* **WRITTEN PROBLEM**
Leaving out the pictures, please retype each record exactly.
START TASK INPUT
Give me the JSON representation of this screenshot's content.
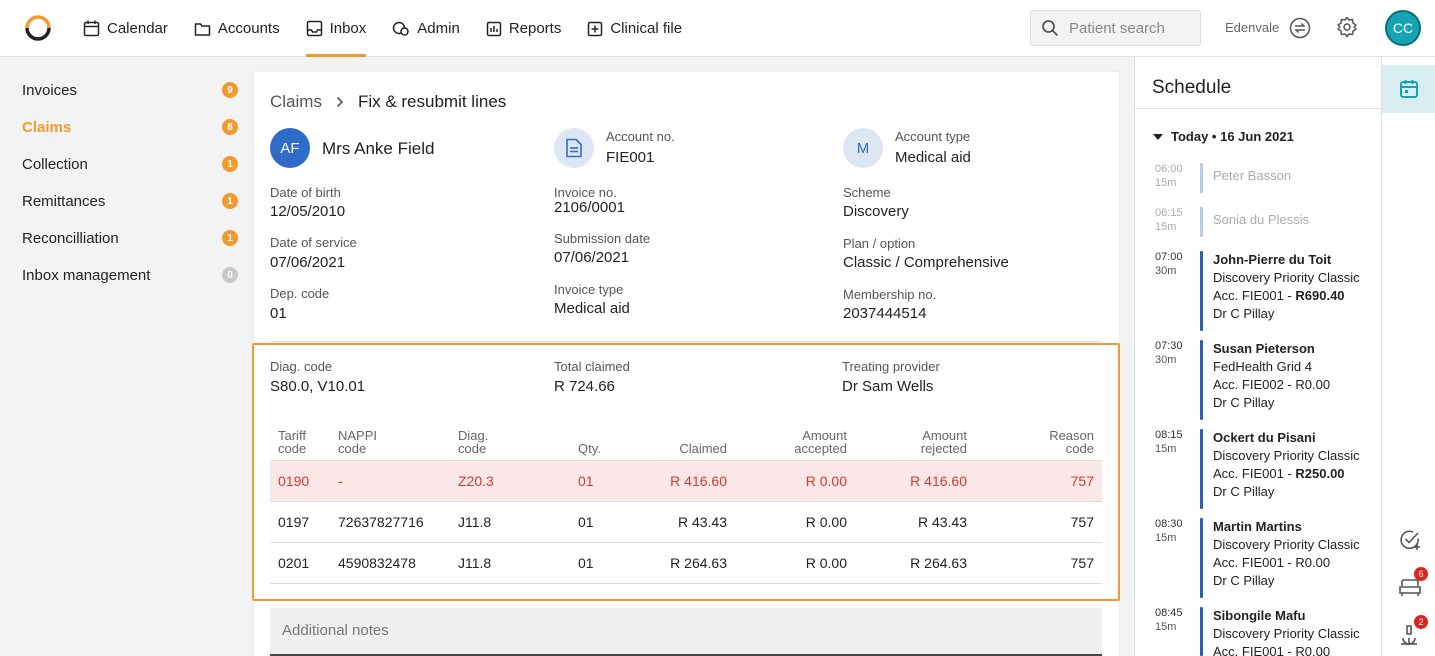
{
  "topbar": {
    "nav": [
      {
        "label": "Calendar",
        "icon": "calendar-icon"
      },
      {
        "label": "Accounts",
        "icon": "folder-icon"
      },
      {
        "label": "Inbox",
        "icon": "inbox-icon",
        "active": true
      },
      {
        "label": "Admin",
        "icon": "admin-icon"
      },
      {
        "label": "Reports",
        "icon": "reports-icon"
      },
      {
        "label": "Clinical file",
        "icon": "plus-box-icon"
      }
    ],
    "search_placeholder": "Patient search",
    "practice": "Edenvale",
    "user_initials": "CC"
  },
  "sidebar": {
    "items": [
      {
        "label": "Invoices",
        "count": "9"
      },
      {
        "label": "Claims",
        "count": "8",
        "active": true
      },
      {
        "label": "Collection",
        "count": "1"
      },
      {
        "label": "Remittances",
        "count": "1"
      },
      {
        "label": "Reconcilliation",
        "count": "1"
      },
      {
        "label": "Inbox management",
        "count": "0"
      }
    ]
  },
  "breadcrumb": {
    "parent": "Claims",
    "current": "Fix & resubmit lines"
  },
  "patient": {
    "initials": "AF",
    "name": "Mrs Anke Field",
    "dob_label": "Date of birth",
    "dob": "12/05/2010",
    "dos_label": "Date of service",
    "dos": "07/06/2021",
    "dep_label": "Dep. code",
    "dep": "01"
  },
  "account": {
    "no_label": "Account no.",
    "no": "FIE001",
    "invoice_label": "Invoice no.",
    "invoice": "2106/0001",
    "submission_label": "Submission date",
    "submission": "07/06/2021",
    "invoice_type_label": "Invoice type",
    "invoice_type": "Medical aid"
  },
  "medical": {
    "initial": "M",
    "type_label": "Account type",
    "type": "Medical aid",
    "scheme_label": "Scheme",
    "scheme": "Discovery",
    "plan_label": "Plan / option",
    "plan": "Classic / Comprehensive",
    "membership_label": "Membership no.",
    "membership": "2037444514"
  },
  "claim": {
    "diag_label": "Diag. code",
    "diag": "S80.0, V10.01",
    "total_label": "Total claimed",
    "total": "R 724.66",
    "provider_label": "Treating provider",
    "provider": "Dr Sam Wells"
  },
  "lines": {
    "headers": [
      {
        "l1": "Tariff",
        "l2": "code"
      },
      {
        "l1": "NAPPI",
        "l2": "code"
      },
      {
        "l1": "Diag.",
        "l2": "code"
      },
      {
        "l1": "",
        "l2": "Qty."
      },
      {
        "l1": "",
        "l2": "Claimed"
      },
      {
        "l1": "Amount",
        "l2": "accepted"
      },
      {
        "l1": "Amount",
        "l2": "rejected"
      },
      {
        "l1": "Reason",
        "l2": "code"
      }
    ],
    "rows": [
      {
        "tariff": "0190",
        "nappi": "-",
        "diag": "Z20.3",
        "qty": "01",
        "claimed": "R 416.60",
        "accepted": "R 0.00",
        "rejected": "R 416.60",
        "reason": "757",
        "error": true
      },
      {
        "tariff": "0197",
        "nappi": "72637827716",
        "diag": "J11.8",
        "qty": "01",
        "claimed": "R 43.43",
        "accepted": "R 0.00",
        "rejected": "R 43.43",
        "reason": "757"
      },
      {
        "tariff": "0201",
        "nappi": "4590832478",
        "diag": "J11.8",
        "qty": "01",
        "claimed": "R 264.63",
        "accepted": "R 0.00",
        "rejected": "R 264.63",
        "reason": "757"
      }
    ]
  },
  "notes": {
    "placeholder": "Additional notes"
  },
  "schedule": {
    "title": "Schedule",
    "day": "Today • 16 Jun 2021",
    "appointments": [
      {
        "time": "06:00",
        "dur": "15m",
        "name": "Peter Basson",
        "past": true
      },
      {
        "time": "06:15",
        "dur": "15m",
        "name": "Sonia du Plessis",
        "past": true
      },
      {
        "time": "07:00",
        "dur": "30m",
        "name": "John-Pierre du Toit",
        "plan": "Discovery Priority Classic",
        "acc": "Acc. FIE001 - ",
        "amount": "R690.40",
        "amount_bold": true,
        "doctor": "Dr C Pillay"
      },
      {
        "time": "07:30",
        "dur": "30m",
        "name": "Susan Pieterson",
        "plan": "FedHealth Grid 4",
        "acc": "Acc. FIE002 - ",
        "amount": "R0.00",
        "doctor": "Dr C Pillay"
      },
      {
        "time": "08:15",
        "dur": "15m",
        "name": "Ockert du Pisani",
        "plan": "Discovery Priority Classic",
        "acc": "Acc. FIE001 - ",
        "amount": "R250.00",
        "amount_bold": true,
        "doctor": "Dr C Pillay"
      },
      {
        "time": "08:30",
        "dur": "15m",
        "name": "Martin Martins",
        "plan": "Discovery Priority Classic",
        "acc": "Acc. FIE001 - ",
        "amount": "R0.00",
        "doctor": "Dr C Pillay"
      },
      {
        "time": "08:45",
        "dur": "15m",
        "name": "Sibongile Mafu",
        "plan": "Discovery Priority Classic",
        "acc": "Acc. FIE001 - ",
        "amount": "R0.00",
        "doctor": ""
      }
    ]
  },
  "rail": {
    "tasks_badge": "",
    "sofa_badge": "6",
    "microscope_badge": "2"
  },
  "colors": {
    "accent": "#f29a2e",
    "teal": "#16a3b3",
    "blue": "#2f5fa8",
    "error": "#d23c2c"
  }
}
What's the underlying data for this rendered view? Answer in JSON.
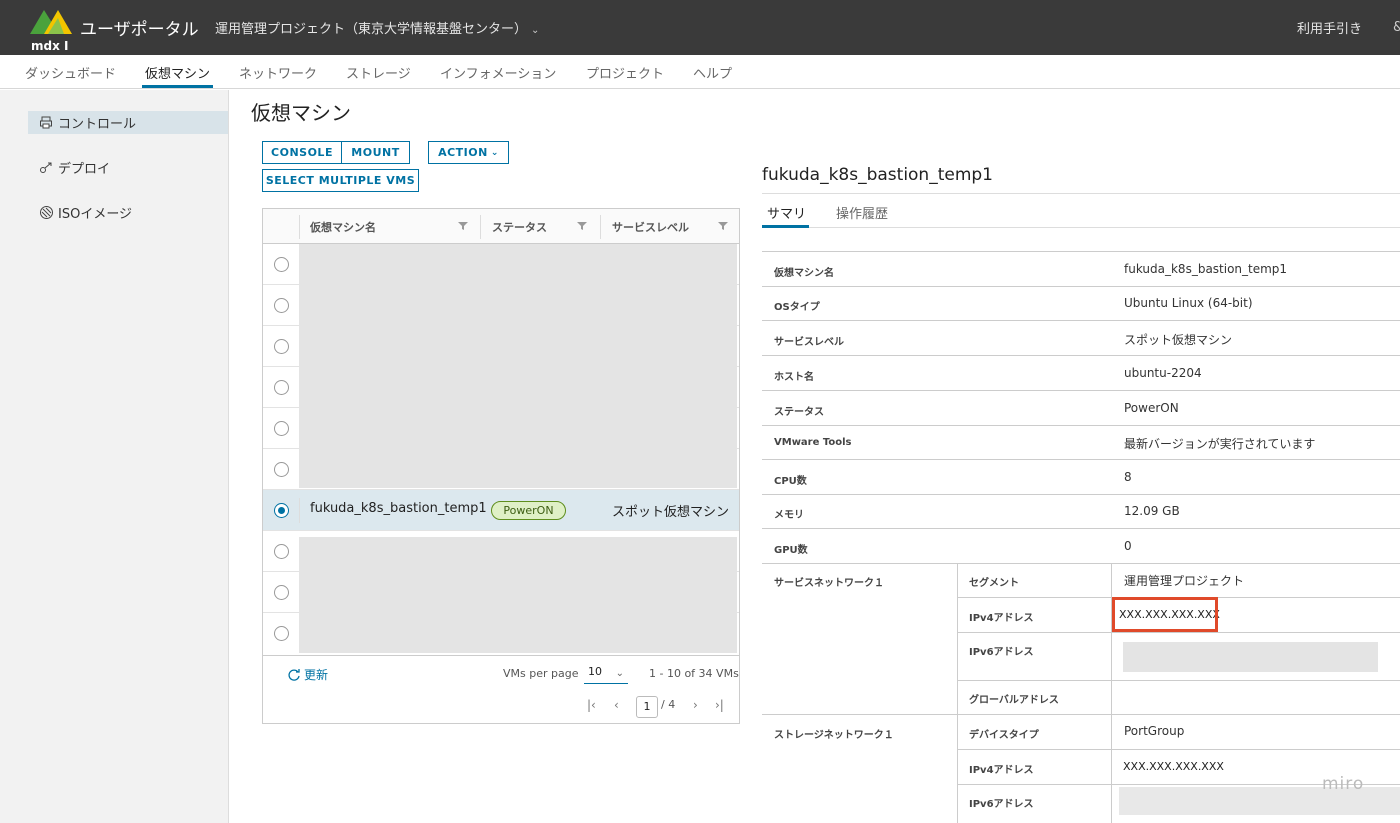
END TASK INPUT
* **RESPONSE**
Give me the JSON representation of this screenshot's content.
{
  "topbar": {
    "nav": [
      {
        "label": "Calendar",
        "icon": "calendar-icon"
      },
      {
        "label": "Accounts",
        "icon": "folder-icon"
      },
      {
        "label": "Inbox",
        "icon": "inbox-icon",
        "active": true
      },
      {
        "label": "Admin",
        "icon": "admin-icon"
      },
      {
        "label": "Reports",
        "icon": "reports-icon"
      },
      {
        "label": "Clinical file",
        "icon": "plus-box-icon"
      }
    ],
    "search_placeholder": "Patient search",
    "practice": "Edenvale",
    "user_initials": "CC"
  },
  "sidebar": {
    "items": [
      {
        "label": "Invoices",
        "count": "9"
      },
      {
        "label": "Claims",
        "count": "8",
        "active": true
      },
      {
        "label": "Collection",
        "count": "1"
      },
      {
        "label": "Remittances",
        "count": "1"
      },
      {
        "label": "Reconcilliation",
        "count": "1"
      },
      {
        "label": "Inbox management",
        "count": "0"
      }
    ]
  },
  "breadcrumb": {
    "parent": "Claims",
    "current": "Fix & resubmit lines"
  },
  "patient": {
    "initials": "AF",
    "name": "Mrs Anke Field",
    "dob_label": "Date of birth",
    "dob": "12/05/2010",
    "dos_label": "Date of service",
    "dos": "07/06/2021",
    "dep_label": "Dep. code",
    "dep": "01"
  },
  "account": {
    "no_label": "Account no.",
    "no": "FIE001",
    "invoice_label": "Invoice no.",
    "invoice": "2106/0001",
    "submission_label": "Submission date",
    "submission": "07/06/2021",
    "invoice_type_label": "Invoice type",
    "invoice_type": "Medical aid"
  },
  "medical": {
    "initial": "M",
    "type_label": "Account type",
    "type": "Medical aid",
    "scheme_label": "Scheme",
    "scheme": "Discovery",
    "plan_label": "Plan / option",
    "plan": "Classic / Comprehensive",
    "membership_label": "Membership no.",
    "membership": "2037444514"
  },
  "claim": {
    "diag_label": "Diag. code",
    "diag": "S80.0, V10.01",
    "total_label": "Total claimed",
    "total": "R 724.66",
    "provider_label": "Treating provider",
    "provider": "Dr Sam Wells"
  },
  "lines": {
    "headers": [
      {
        "l1": "Tariff",
        "l2": "code"
      },
      {
        "l1": "NAPPI",
        "l2": "code"
      },
      {
        "l1": "Diag.",
        "l2": "code"
      },
      {
        "l1": "",
        "l2": "Qty."
      },
      {
        "l1": "",
        "l2": "Claimed"
      },
      {
        "l1": "Amount",
        "l2": "accepted"
      },
      {
        "l1": "Amount",
        "l2": "rejected"
      },
      {
        "l1": "Reason",
        "l2": "code"
      }
    ],
    "rows": [
      {
        "tariff": "0190",
        "nappi": "-",
        "diag": "Z20.3",
        "qty": "01",
        "claimed": "R 416.60",
        "accepted": "R 0.00",
        "rejected": "R 416.60",
        "reason": "757",
        "error": true
      },
      {
        "tariff": "0197",
        "nappi": "72637827716",
        "diag": "J11.8",
        "qty": "01",
        "claimed": "R 43.43",
        "accepted": "R 0.00",
        "rejected": "R 43.43",
        "reason": "757"
      },
      {
        "tariff": "0201",
        "nappi": "4590832478",
        "diag": "J11.8",
        "qty": "01",
        "claimed": "R 264.63",
        "accepted": "R 0.00",
        "rejected": "R 264.63",
        "reason": "757"
      }
    ]
  },
  "notes": {
    "placeholder": "Additional notes"
  },
  "schedule": {
    "title": "Schedule",
    "day": "Today • 16 Jun 2021",
    "appointments": [
      {
        "time": "06:00",
        "dur": "15m",
        "name": "Peter Basson",
        "past": true
      },
      {
        "time": "06:15",
        "dur": "15m",
        "name": "Sonia du Plessis",
        "past": true
      },
      {
        "time": "07:00",
        "dur": "30m",
        "name": "John-Pierre du Toit",
        "plan": "Discovery Priority Classic",
        "acc": "Acc. FIE001 - ",
        "amount": "R690.40",
        "amount_bold": true,
        "doctor": "Dr C Pillay"
      },
      {
        "time": "07:30",
        "dur": "30m",
        "name": "Susan Pieterson",
        "plan": "FedHealth Grid 4",
        "acc": "Acc. FIE002 - ",
        "amount": "R0.00",
        "doctor": "Dr C Pillay"
      },
      {
        "time": "08:15",
        "dur": "15m",
        "name": "Ockert du Pisani",
        "plan": "Discovery Priority Classic",
        "acc": "Acc. FIE001 - ",
        "amount": "R250.00",
        "amount_bold": true,
        "doctor": "Dr C Pillay"
      },
      {
        "time": "08:30",
        "dur": "15m",
        "name": "Martin Martins",
        "plan": "Discovery Priority Classic",
        "acc": "Acc. FIE001 - ",
        "amount": "R0.00",
        "doctor": "Dr C Pillay"
      },
      {
        "time": "08:45",
        "dur": "15m",
        "name": "Sibongile Mafu",
        "plan": "Discovery Priority Classic",
        "acc": "Acc. FIE001 - ",
        "amount": "R0.00",
        "doctor": ""
      }
    ]
  },
  "rail": {
    "tasks_badge": "",
    "sofa_badge": "6",
    "microscope_badge": "2"
  },
  "colors": {
    "accent": "#f29a2e",
    "teal": "#16a3b3",
    "blue": "#2f5fa8",
    "error": "#d23c2c"
  }
}
What's the underlying data for this rendered view? Answer in JSON.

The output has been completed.